What is needed: Copy each line of the data below exactly, leaving out pictures.

Given records:

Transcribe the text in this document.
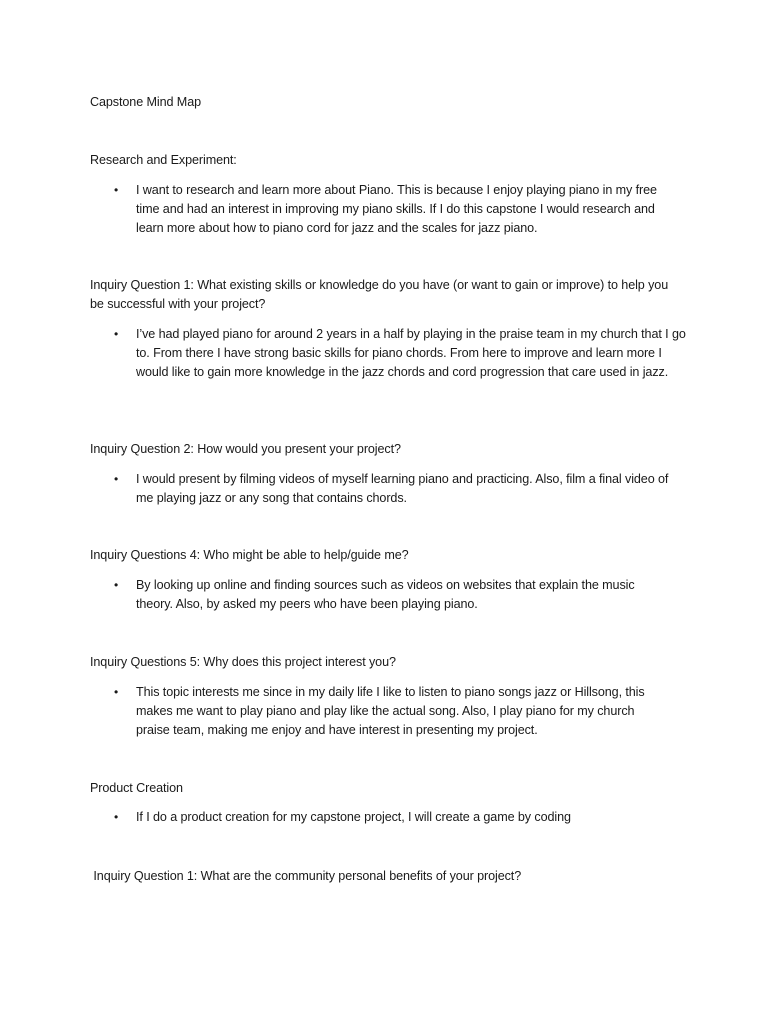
Capstone Mind Map
Research and Experiment:
• I want to research and learn more about Piano. This is because I enjoy playing piano in my free time and had an interest in improving my piano skills. If I do this capstone I would research and learn more about how to piano cord for jazz and the scales for jazz piano.
Inquiry Question 1: What existing skills or knowledge do you have (or want to gain or improve) to help you be successful with your project?
• I’ve had played piano for around 2 years in a half by playing in the praise team in my church that I go to. From there I have strong basic skills for piano chords. From here to improve and learn more I would like to gain more knowledge in the jazz chords and cord progression that care used in jazz.
Inquiry Question 2: How would you present your project?
• I would present by filming videos of myself learning piano and practicing. Also, film a final video of me playing jazz or any song that contains chords.
Inquiry Questions 4: Who might be able to help/guide me?
• By looking up online and finding sources such as videos on websites that explain the music theory. Also, by asked my peers who have been playing piano.
Inquiry Questions 5: Why does this project interest you?
• This topic interests me since in my daily life I like to listen to piano songs jazz or Hillsong, this makes me want to play piano and play like the actual song. Also, I play piano for my church praise team, making me enjoy and have interest in presenting my project.
Product Creation
• If I do a product creation for my capstone project, I will create a game by coding
Inquiry Question 1: What are the community personal benefits of your project?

Output for this exercise:
Transcribe the text in this document.
Capstone Mind Map
Research and Experiment:
• I want to research and learn more about Piano. This is because I enjoy playing piano in my free time and had an interest in improving my piano skills. If I do this capstone I would research and learn more about how to piano cord for jazz and the scales for jazz piano.
Inquiry Question 1: What existing skills or knowledge do you have (or want to gain or improve) to help you be successful with your project?
• I’ve had played piano for around 2 years in a half by playing in the praise team in my church that I go to. From there I have strong basic skills for piano chords. From here to improve and learn more I would like to gain more knowledge in the jazz chords and cord progression that care used in jazz.
Inquiry Question 2: How would you present your project?
• I would present by filming videos of myself learning piano and practicing. Also, film a final video of me playing jazz or any song that contains chords.
Inquiry Questions 4: Who might be able to help/guide me?
• By looking up online and finding sources such as videos on websites that explain the music theory. Also, by asked my peers who have been playing piano.
Inquiry Questions 5: Why does this project interest you?
• This topic interests me since in my daily life I like to listen to piano songs jazz or Hillsong, this makes me want to play piano and play like the actual song. Also, I play piano for my church praise team, making me enjoy and have interest in presenting my project.
Product Creation
• If I do a product creation for my capstone project, I will create a game by coding
Inquiry Question 1: What are the community personal benefits of your project?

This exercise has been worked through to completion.